* Start *

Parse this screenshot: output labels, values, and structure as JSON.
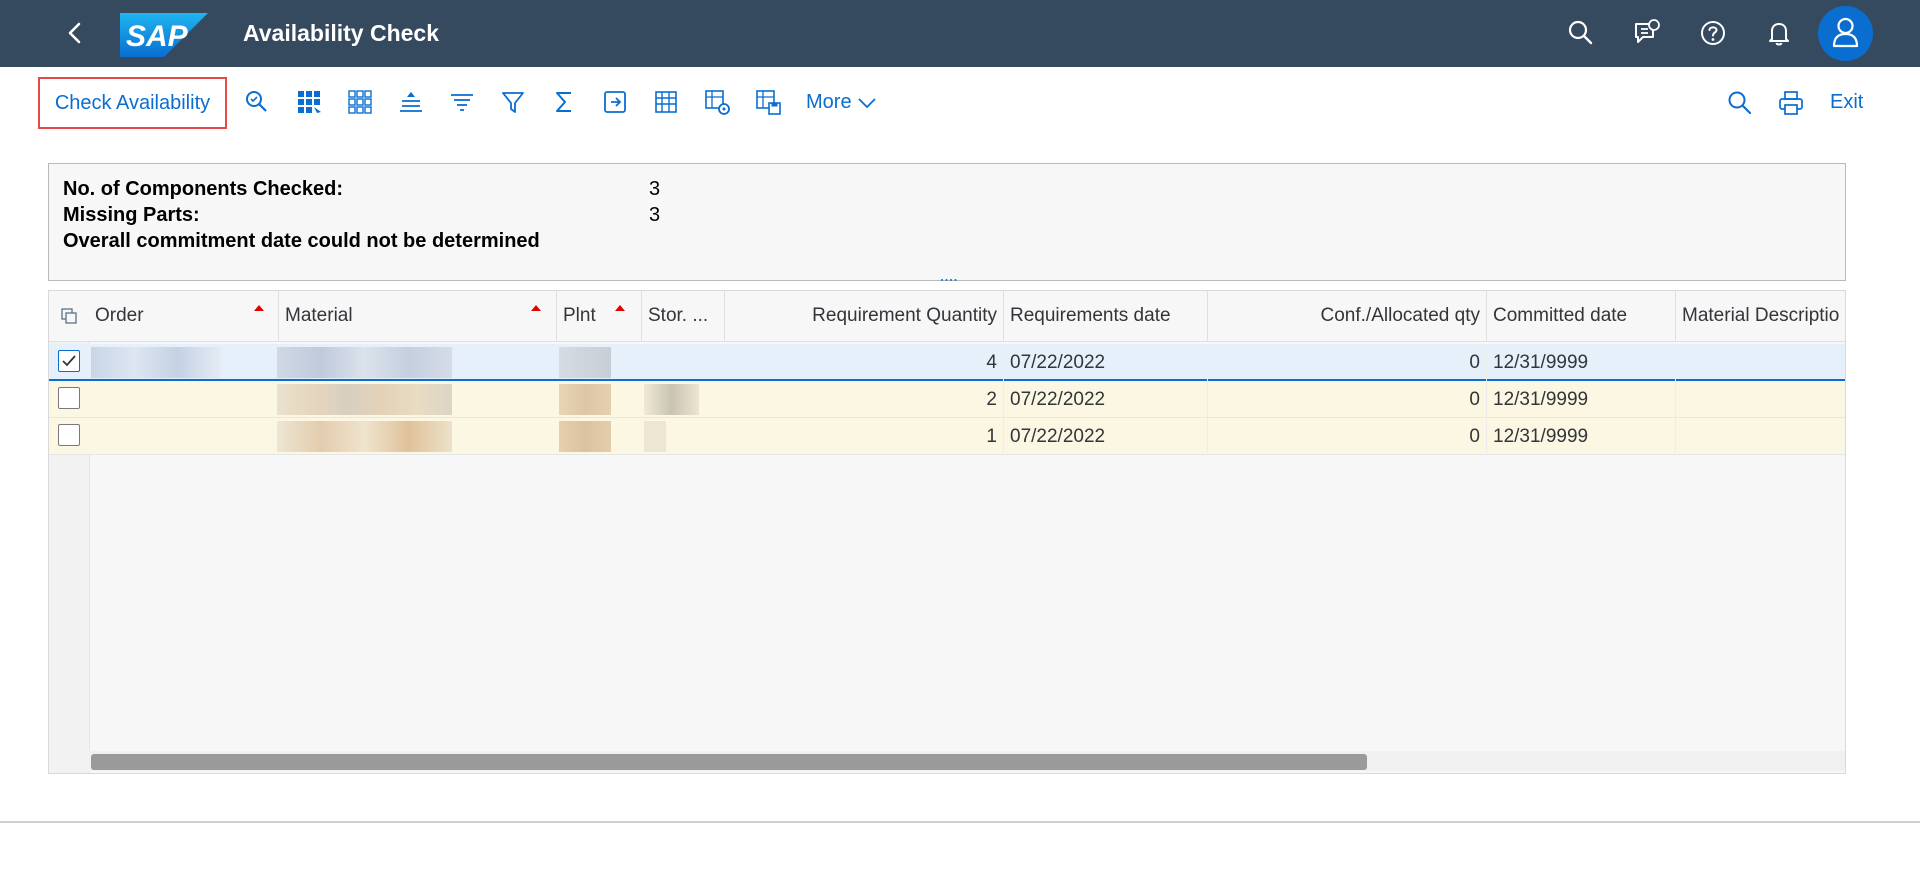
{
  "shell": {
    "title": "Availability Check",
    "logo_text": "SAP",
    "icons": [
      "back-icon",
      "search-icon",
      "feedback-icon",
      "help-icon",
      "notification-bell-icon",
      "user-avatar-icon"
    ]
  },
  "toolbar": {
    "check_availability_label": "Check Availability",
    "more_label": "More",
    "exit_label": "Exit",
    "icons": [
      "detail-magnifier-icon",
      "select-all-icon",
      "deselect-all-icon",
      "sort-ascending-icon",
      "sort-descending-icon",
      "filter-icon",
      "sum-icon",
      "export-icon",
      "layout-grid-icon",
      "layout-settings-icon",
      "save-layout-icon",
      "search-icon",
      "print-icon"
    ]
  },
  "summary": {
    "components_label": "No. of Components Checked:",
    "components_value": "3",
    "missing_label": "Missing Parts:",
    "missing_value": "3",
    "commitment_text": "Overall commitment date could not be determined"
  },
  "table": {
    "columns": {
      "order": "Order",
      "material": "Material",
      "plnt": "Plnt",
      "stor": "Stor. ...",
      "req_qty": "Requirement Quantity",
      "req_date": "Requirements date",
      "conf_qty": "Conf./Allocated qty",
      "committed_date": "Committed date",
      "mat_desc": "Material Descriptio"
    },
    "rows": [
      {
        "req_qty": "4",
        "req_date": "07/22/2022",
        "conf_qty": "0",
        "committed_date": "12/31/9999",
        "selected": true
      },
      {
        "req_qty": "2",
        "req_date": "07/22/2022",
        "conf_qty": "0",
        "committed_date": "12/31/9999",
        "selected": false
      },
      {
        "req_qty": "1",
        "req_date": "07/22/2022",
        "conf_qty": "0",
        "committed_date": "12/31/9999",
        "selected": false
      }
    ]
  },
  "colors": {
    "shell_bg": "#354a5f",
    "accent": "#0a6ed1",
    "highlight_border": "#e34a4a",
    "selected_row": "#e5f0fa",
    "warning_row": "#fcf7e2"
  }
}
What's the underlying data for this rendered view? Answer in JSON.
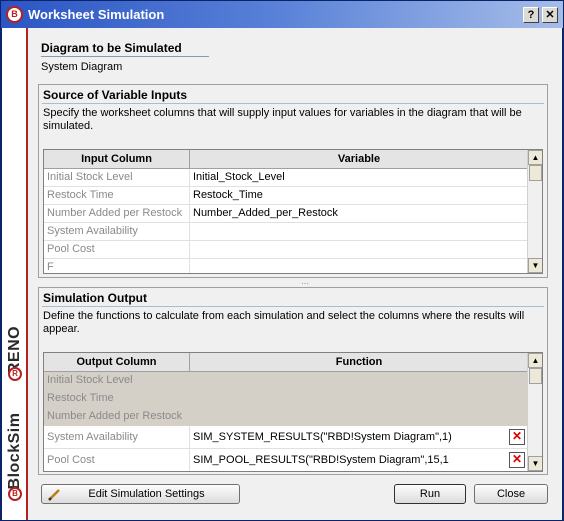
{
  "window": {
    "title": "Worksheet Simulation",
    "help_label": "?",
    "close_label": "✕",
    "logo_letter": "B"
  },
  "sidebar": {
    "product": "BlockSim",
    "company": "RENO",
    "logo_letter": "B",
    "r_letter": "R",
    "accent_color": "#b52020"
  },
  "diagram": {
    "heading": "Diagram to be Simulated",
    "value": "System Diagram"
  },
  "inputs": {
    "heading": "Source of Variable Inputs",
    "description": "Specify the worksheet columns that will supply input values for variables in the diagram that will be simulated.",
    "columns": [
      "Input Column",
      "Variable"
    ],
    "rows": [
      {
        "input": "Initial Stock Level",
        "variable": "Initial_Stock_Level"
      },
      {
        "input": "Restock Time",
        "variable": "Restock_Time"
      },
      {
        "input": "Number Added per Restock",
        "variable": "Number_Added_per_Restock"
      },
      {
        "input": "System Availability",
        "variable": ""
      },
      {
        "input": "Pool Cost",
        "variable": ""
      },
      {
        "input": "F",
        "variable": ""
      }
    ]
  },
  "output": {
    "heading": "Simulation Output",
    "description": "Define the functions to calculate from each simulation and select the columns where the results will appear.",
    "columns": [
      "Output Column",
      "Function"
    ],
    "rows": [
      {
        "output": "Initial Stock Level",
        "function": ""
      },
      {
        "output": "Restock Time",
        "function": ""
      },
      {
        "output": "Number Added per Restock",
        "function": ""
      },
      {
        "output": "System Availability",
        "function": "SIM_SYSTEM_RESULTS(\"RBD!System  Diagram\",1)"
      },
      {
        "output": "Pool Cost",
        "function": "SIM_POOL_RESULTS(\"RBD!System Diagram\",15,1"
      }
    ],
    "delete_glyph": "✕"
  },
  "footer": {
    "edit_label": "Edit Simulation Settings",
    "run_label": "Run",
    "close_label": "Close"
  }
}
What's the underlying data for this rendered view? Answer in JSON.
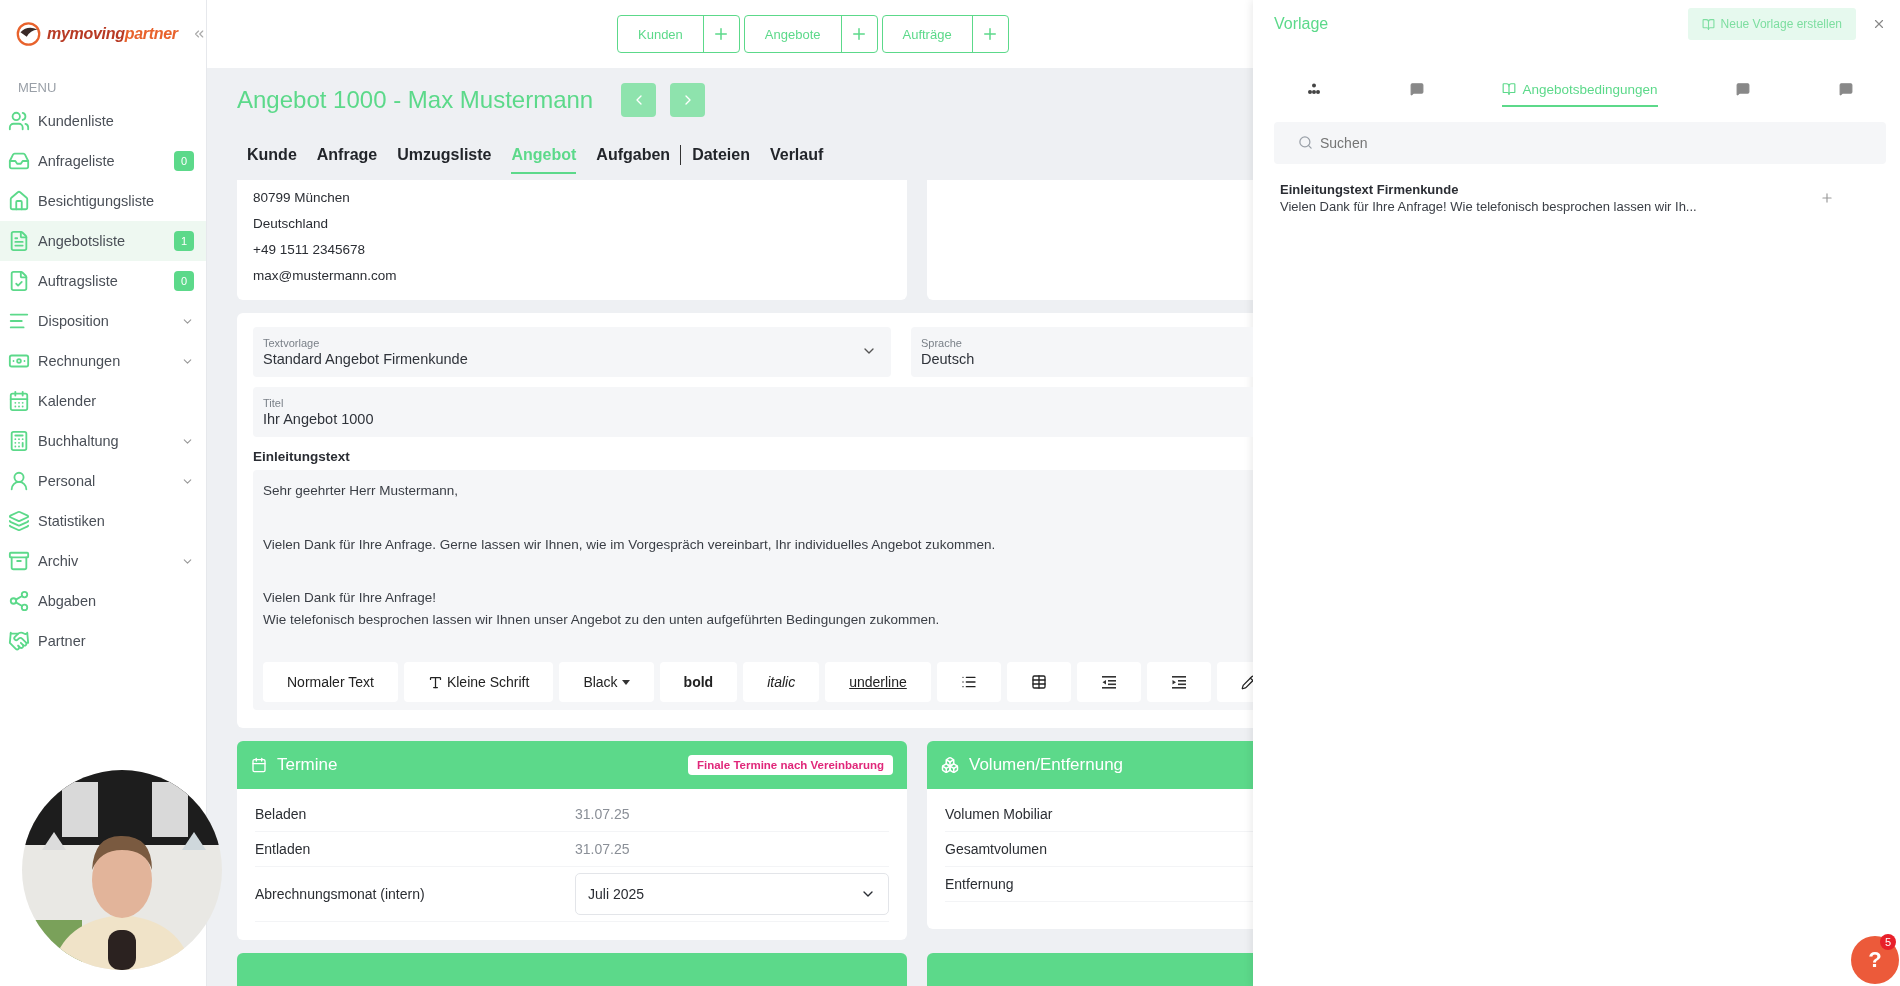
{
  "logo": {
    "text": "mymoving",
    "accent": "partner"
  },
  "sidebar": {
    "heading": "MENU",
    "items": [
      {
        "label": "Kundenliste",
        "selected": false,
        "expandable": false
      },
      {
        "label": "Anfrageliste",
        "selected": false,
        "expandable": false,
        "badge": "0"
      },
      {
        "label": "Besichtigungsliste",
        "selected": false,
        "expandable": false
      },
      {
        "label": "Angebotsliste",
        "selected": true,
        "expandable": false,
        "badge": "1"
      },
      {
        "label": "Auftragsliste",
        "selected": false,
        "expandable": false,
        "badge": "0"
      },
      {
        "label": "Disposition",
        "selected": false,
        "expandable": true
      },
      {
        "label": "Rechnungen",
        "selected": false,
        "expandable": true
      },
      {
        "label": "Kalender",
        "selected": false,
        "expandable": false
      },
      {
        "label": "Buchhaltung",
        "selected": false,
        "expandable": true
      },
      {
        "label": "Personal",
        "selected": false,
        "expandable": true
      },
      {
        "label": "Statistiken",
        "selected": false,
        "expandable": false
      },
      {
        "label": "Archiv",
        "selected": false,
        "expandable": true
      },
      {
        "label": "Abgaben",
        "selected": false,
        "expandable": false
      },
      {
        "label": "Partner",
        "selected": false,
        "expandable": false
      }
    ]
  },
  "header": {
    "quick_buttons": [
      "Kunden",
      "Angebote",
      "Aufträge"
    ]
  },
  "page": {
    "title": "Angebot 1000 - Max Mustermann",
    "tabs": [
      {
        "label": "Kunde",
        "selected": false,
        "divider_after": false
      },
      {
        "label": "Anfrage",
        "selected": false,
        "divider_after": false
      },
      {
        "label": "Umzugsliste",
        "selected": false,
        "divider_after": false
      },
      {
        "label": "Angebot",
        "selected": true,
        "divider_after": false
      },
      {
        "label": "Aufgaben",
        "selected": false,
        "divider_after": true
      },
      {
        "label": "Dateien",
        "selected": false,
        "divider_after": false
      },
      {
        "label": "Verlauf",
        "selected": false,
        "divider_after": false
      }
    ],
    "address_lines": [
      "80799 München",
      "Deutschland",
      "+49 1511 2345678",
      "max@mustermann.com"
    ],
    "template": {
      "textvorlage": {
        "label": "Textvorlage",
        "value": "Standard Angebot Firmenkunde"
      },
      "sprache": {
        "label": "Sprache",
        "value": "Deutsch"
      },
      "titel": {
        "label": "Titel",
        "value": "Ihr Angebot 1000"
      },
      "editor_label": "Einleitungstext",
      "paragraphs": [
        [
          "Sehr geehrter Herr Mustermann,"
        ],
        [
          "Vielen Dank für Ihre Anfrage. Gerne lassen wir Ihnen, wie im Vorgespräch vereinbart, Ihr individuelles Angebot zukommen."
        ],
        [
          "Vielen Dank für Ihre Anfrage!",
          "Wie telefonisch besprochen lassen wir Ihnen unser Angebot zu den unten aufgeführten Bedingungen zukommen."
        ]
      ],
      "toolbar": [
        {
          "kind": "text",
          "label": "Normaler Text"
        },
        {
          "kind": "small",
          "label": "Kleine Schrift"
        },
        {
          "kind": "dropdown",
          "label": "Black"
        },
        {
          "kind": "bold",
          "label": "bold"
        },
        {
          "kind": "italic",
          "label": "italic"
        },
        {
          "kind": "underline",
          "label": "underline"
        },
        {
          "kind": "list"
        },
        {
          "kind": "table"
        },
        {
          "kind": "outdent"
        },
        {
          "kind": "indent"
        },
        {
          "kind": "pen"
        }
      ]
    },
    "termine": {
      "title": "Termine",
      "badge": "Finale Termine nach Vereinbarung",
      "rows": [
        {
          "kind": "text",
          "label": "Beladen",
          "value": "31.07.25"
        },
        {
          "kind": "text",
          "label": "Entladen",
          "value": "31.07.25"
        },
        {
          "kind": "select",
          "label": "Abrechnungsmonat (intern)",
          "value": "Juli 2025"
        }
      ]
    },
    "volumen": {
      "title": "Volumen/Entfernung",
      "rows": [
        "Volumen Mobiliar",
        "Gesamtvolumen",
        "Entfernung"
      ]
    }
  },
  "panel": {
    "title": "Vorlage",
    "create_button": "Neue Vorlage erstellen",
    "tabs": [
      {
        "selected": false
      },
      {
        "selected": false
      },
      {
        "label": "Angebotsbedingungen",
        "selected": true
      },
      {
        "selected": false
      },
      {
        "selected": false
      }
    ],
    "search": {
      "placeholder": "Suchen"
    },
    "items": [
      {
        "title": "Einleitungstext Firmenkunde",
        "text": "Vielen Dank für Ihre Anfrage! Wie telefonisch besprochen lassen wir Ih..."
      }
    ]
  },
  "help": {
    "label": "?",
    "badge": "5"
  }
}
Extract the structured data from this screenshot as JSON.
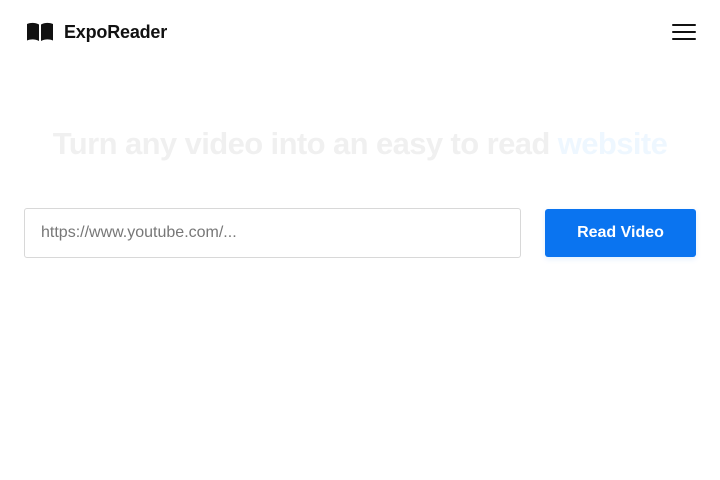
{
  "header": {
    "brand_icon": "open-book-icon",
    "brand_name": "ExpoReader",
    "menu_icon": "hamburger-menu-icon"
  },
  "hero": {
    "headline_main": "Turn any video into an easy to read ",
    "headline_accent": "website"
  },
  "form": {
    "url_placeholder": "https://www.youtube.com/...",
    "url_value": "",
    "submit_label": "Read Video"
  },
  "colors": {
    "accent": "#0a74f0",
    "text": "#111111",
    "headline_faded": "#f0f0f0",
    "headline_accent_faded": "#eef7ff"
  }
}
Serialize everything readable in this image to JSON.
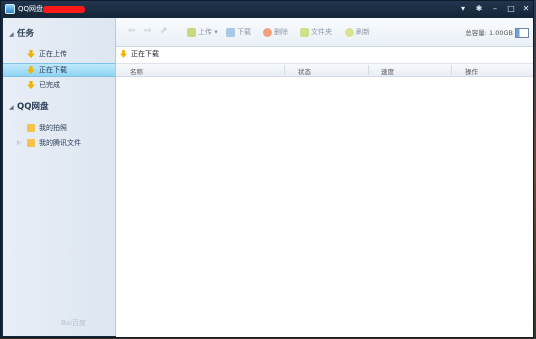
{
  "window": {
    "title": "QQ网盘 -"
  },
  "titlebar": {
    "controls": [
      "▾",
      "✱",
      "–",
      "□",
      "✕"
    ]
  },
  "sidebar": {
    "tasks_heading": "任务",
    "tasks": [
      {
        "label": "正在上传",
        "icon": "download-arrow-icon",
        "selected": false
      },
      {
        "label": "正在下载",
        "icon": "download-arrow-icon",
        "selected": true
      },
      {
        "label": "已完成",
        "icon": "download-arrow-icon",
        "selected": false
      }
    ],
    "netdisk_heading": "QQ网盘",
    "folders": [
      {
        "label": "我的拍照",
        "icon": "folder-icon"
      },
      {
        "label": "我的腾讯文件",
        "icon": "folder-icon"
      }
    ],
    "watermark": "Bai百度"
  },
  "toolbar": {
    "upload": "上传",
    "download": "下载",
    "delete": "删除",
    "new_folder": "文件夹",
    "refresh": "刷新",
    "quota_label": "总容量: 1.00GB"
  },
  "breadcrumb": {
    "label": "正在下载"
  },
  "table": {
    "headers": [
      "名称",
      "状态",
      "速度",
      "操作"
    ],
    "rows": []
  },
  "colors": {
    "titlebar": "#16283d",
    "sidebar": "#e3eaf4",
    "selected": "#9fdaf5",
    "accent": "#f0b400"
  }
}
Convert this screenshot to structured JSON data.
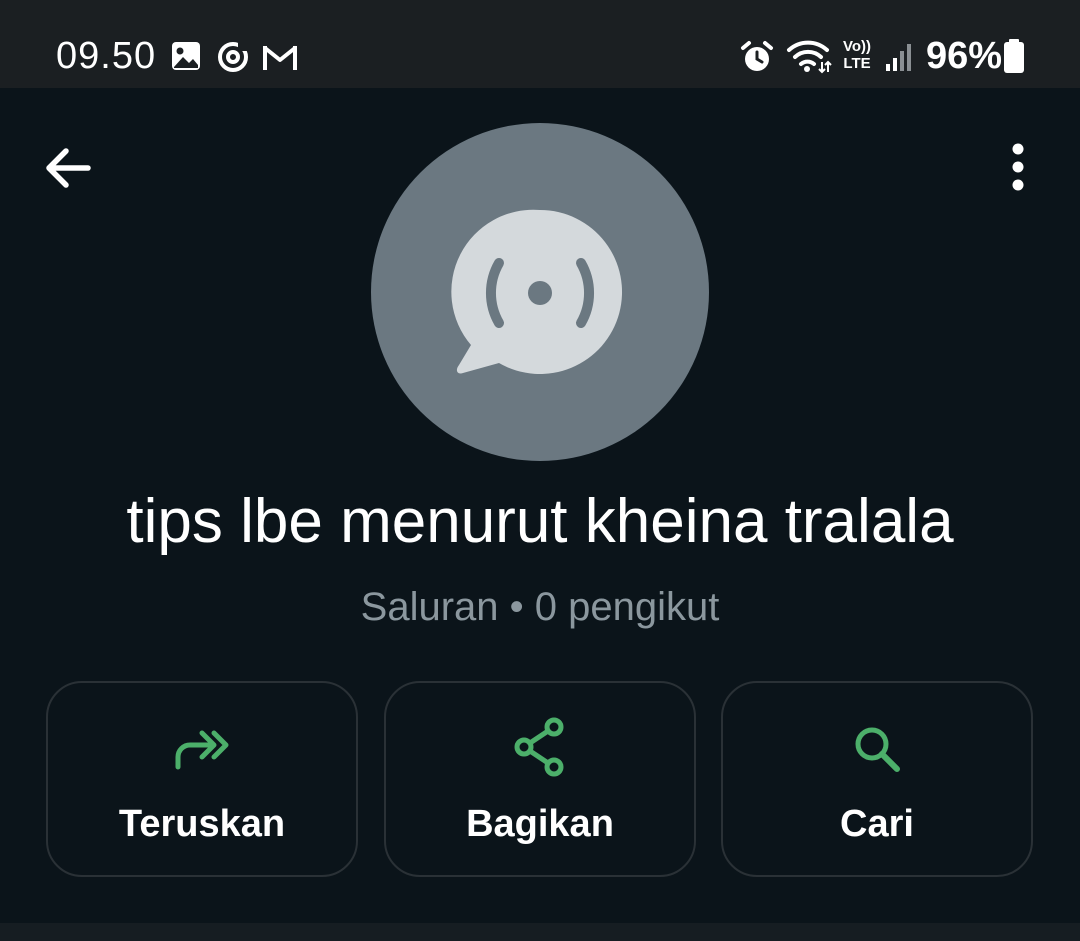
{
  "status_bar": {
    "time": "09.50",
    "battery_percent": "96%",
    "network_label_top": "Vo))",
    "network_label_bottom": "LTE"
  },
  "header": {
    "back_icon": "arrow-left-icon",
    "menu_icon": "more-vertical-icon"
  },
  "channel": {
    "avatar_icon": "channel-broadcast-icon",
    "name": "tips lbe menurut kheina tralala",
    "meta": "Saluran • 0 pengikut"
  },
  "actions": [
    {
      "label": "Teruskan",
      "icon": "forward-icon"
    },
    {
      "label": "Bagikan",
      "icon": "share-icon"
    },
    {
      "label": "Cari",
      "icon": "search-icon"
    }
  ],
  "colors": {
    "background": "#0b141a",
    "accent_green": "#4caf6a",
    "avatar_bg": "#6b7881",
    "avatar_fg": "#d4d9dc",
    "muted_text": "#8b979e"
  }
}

* End *

## The exercise
Your copy should consist only of the lines from the line holding "Convert this screenshot" through the final line of the listing above, both included, with all pictures omitted.

## The completed task
Convert this screenshot to structured JSON data.
{
  "status_bar": {
    "time": "09.50",
    "battery_percent": "96%",
    "network_label_top": "Vo))",
    "network_label_bottom": "LTE"
  },
  "header": {
    "back_icon": "arrow-left-icon",
    "menu_icon": "more-vertical-icon"
  },
  "channel": {
    "avatar_icon": "channel-broadcast-icon",
    "name": "tips lbe menurut kheina tralala",
    "meta": "Saluran • 0 pengikut"
  },
  "actions": [
    {
      "label": "Teruskan",
      "icon": "forward-icon"
    },
    {
      "label": "Bagikan",
      "icon": "share-icon"
    },
    {
      "label": "Cari",
      "icon": "search-icon"
    }
  ],
  "colors": {
    "background": "#0b141a",
    "accent_green": "#4caf6a",
    "avatar_bg": "#6b7881",
    "avatar_fg": "#d4d9dc",
    "muted_text": "#8b979e"
  }
}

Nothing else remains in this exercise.